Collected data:
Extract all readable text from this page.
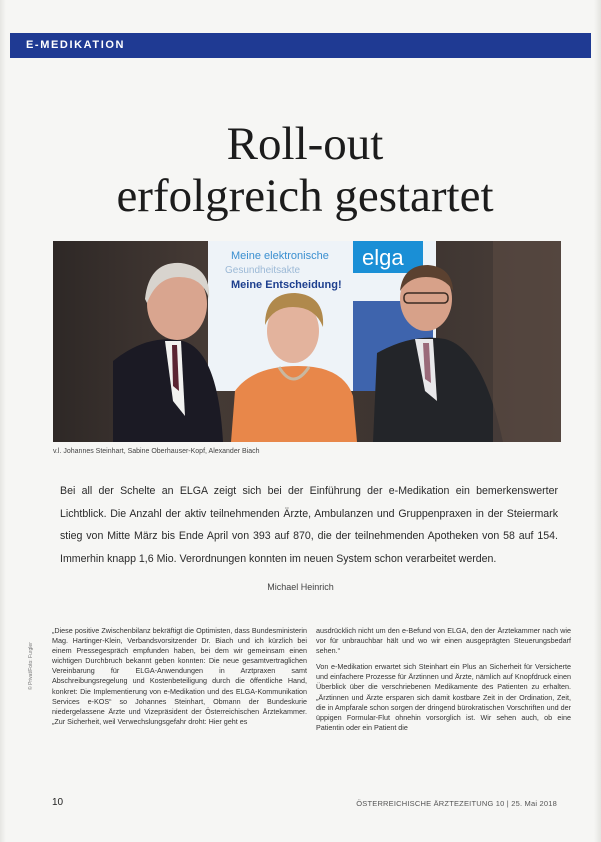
E-MEDIKATION
Roll-out
erfolgreich gestartet
elga
Meine elektronische
Gesundheitsakte
Meine Entscheidung!
v.l. Johannes Steinhart, Sabine Oberhauser-Kopf, Alexander Biach
Bei all der Schelte an ELGA zeigt sich bei der Einführung der e-Medikation ein bemerkenswerter Lichtblick. Die Anzahl der aktiv teilnehmenden Ärzte, Ambulanzen und Gruppenpraxen in der Steiermark stieg von Mitte März bis Ende April von 393 auf 870, die der teilnehmenden Apotheken von 58 auf 154. Immerhin knapp 1,6 Mio. Verordnungen konnten im neuen System schon verarbeitet werden.
Michael Heinrich
© Privat/Foto: Furgler

„Diese positive Zwischenbilanz bekräftigt die Optimisten, dass Bundesministerin Mag. Hartinger-Klein, Verbandsvorsitzender Dr. Biach und ich kürzlich bei einem Pressegespräch empfunden haben, bei dem wir gemeinsam einen wichtigen Durchbruch bekannt geben konnten: Die neue gesamtvertraglichen Vereinbarung für ELGA-Anwendungen in Arztpraxen samt Abschreibungsregelung und Kostenbeteiligung durch die öffentliche Hand, konkret: Die Implementierung von e-Medikation und des ELGA-Kommunikation Services e-KOS“ so Johannes Steinhart, Obmann der Bundeskurie niedergelassene Ärzte und Vizepräsident der Österreichischen Ärztekammer. „Zur Sicherheit, weil Verwechslungsgefahr droht: Hier geht es

ausdrücklich nicht um den e-Befund von ELGA, den der Ärztekammer nach wie vor für unbrauchbar hält und wo wir einen ausgeprägten Steuerungsbedarf sehen.“

Von e-Medikation erwartet sich Steinhart ein Plus an Sicherheit für Versicherte und einfachere Prozesse für Ärztinnen und Ärzte, nämlich auf Knopfdruck einen Überblick über die verschriebenen Medikamente des Patienten zu erhalten. „Ärztinnen und Ärzte ersparen sich damit kostbare Zeit in der Ordination, Zeit, die in Ampfarale schon sorgen der dringend bürokratischen Vorschriften und der üppigen Formular-Flut ohnehin vorsorglich ist. Wir sehen auch, ob eine Patientin oder ein Patient die

10	ÖSTERREICHISCHE ÄRZTEZEITUNG 10 | 25. Mai 2018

● SET EXERCISE
Your task is to list each line of the records with the word "Meine".

● THE ANSWER
Meine elektronische
Meine Entscheidung!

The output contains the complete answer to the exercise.